Restate the whole listing exactly.

####

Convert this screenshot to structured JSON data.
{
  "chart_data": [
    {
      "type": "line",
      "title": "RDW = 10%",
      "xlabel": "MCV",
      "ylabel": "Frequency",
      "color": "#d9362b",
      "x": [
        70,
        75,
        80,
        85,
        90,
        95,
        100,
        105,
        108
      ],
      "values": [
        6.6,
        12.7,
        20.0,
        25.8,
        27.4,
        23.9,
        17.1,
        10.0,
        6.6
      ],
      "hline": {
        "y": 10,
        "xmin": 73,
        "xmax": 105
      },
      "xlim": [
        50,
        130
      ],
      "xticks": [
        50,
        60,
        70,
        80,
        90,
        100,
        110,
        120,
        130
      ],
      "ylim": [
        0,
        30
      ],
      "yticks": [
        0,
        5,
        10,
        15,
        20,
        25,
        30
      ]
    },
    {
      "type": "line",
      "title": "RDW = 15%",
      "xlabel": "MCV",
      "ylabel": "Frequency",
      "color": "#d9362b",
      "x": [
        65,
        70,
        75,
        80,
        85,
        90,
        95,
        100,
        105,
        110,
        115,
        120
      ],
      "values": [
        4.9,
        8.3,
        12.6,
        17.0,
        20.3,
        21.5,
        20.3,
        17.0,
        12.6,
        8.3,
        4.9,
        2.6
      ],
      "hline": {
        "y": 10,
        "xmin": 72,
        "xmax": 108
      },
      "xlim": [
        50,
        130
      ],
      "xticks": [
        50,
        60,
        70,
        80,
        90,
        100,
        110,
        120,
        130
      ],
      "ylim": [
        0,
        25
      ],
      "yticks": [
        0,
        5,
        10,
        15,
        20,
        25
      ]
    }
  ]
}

####

■ OUTPUT:
Convert this screenshot to structured JSON data.
{
  "chart_data": [
    {
      "type": "line",
      "title": "RDW = 10%",
      "xlabel": "MCV",
      "ylabel": "Frequency",
      "color": "#d9362b",
      "x": [
        70,
        75,
        80,
        85,
        90,
        95,
        100,
        105,
        108
      ],
      "values": [
        6.6,
        12.7,
        20.0,
        25.8,
        27.4,
        23.9,
        17.1,
        10.0,
        6.6
      ],
      "hline": {
        "y": 10,
        "xmin": 73,
        "xmax": 105
      },
      "xlim": [
        50,
        130
      ],
      "xticks": [
        50,
        60,
        70,
        80,
        90,
        100,
        110,
        120,
        130
      ],
      "ylim": [
        0,
        30
      ],
      "yticks": [
        0,
        5,
        10,
        15,
        20,
        25,
        30
      ]
    },
    {
      "type": "line",
      "title": "RDW = 15%",
      "xlabel": "MCV",
      "ylabel": "Frequency",
      "color": "#d9362b",
      "x": [
        65,
        70,
        75,
        80,
        85,
        90,
        95,
        100,
        105,
        110,
        115,
        120
      ],
      "values": [
        4.9,
        8.3,
        12.6,
        17.0,
        20.3,
        21.5,
        20.3,
        17.0,
        12.6,
        8.3,
        4.9,
        2.6
      ],
      "hline": {
        "y": 10,
        "xmin": 72,
        "xmax": 108
      },
      "xlim": [
        50,
        130
      ],
      "xticks": [
        50,
        60,
        70,
        80,
        90,
        100,
        110,
        120,
        130
      ],
      "ylim": [
        0,
        25
      ],
      "yticks": [
        0,
        5,
        10,
        15,
        20,
        25
      ]
    }
  ]
}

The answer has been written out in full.